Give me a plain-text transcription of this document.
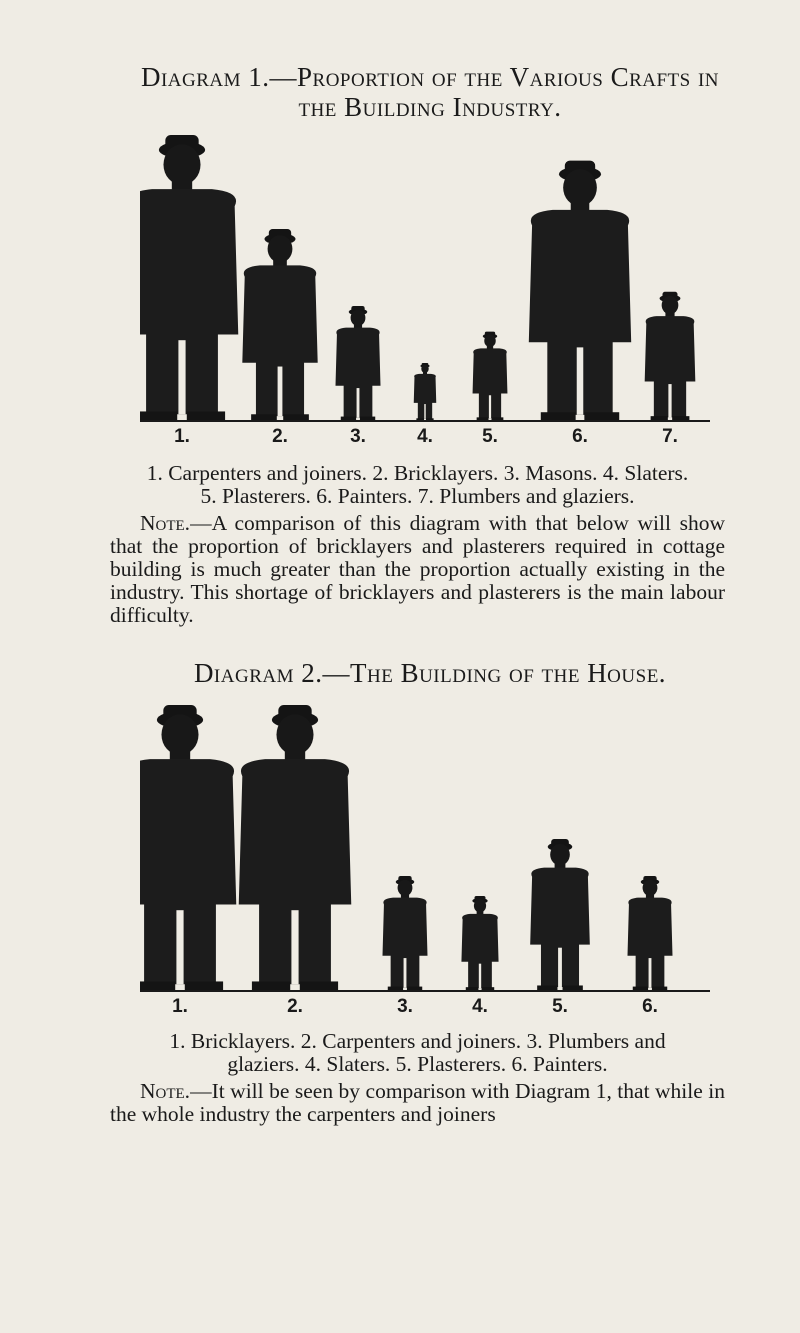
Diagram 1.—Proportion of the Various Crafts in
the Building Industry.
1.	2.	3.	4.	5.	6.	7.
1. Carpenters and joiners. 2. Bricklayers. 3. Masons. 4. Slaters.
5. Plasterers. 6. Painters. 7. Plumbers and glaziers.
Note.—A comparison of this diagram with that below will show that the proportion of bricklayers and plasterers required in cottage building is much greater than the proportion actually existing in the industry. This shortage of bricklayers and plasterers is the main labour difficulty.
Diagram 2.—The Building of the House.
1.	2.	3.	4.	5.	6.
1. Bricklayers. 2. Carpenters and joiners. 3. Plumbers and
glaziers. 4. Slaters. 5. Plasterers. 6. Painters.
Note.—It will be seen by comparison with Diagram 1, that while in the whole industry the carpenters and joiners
----------------
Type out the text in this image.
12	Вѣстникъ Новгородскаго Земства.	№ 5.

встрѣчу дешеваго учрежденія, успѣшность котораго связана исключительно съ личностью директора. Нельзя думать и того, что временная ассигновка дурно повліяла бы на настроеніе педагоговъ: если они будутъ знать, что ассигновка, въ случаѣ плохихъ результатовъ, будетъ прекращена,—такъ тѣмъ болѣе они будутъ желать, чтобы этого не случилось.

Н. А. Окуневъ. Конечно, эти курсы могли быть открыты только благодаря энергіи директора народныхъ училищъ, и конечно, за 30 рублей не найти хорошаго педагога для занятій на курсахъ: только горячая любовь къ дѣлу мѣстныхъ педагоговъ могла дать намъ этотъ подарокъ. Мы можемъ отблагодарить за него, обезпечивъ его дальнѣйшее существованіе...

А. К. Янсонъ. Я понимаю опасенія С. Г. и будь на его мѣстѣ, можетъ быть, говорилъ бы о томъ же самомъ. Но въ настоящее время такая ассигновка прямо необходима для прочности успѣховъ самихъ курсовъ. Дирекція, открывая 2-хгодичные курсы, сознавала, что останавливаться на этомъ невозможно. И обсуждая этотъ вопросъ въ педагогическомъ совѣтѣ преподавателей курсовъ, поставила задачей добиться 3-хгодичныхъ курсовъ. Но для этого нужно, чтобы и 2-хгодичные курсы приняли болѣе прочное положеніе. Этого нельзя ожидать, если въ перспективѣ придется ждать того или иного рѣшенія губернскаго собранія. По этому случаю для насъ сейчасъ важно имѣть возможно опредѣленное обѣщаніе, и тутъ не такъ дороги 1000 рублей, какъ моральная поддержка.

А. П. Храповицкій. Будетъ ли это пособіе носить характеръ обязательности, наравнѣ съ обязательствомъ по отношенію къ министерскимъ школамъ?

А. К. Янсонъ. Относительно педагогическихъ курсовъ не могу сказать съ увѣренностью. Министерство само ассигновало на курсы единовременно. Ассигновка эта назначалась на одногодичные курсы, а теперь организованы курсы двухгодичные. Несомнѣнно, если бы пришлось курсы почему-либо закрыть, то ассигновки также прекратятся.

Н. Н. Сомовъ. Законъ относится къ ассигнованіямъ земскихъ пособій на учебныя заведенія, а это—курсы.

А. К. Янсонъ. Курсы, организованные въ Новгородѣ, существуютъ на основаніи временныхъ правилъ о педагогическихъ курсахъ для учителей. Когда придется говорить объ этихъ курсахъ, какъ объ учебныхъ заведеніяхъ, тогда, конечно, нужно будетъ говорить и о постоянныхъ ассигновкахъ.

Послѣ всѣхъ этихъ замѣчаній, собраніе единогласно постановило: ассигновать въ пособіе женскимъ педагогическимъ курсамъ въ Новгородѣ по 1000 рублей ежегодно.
----------------
Filter lines by "педагоговъ" and return each hit.

встрѣчу дешеваго учрежденія, успѣшность котораго связана исключительно съ личностью директора. Нельзя думать и того, что временная ассигновка дурно повліяла бы на настроеніе педагоговъ: если они будутъ знать, что ассигновка, въ случаѣ плохихъ результатовъ, будетъ прекращена,—такъ тѣмъ болѣе они будутъ желать, чтобы этого не случилось.
Н. А. Окуневъ. Конечно, эти курсы могли быть открыты только благодаря энергіи директора народныхъ училищъ, и конечно, за 30 рублей не найти хорошаго педагога для занятій на курсахъ: только горячая любовь къ дѣлу мѣстныхъ педагоговъ могла дать намъ этотъ подарокъ. Мы можемъ отблагодарить за него, обезпечивъ его дальнѣйшее существованіе...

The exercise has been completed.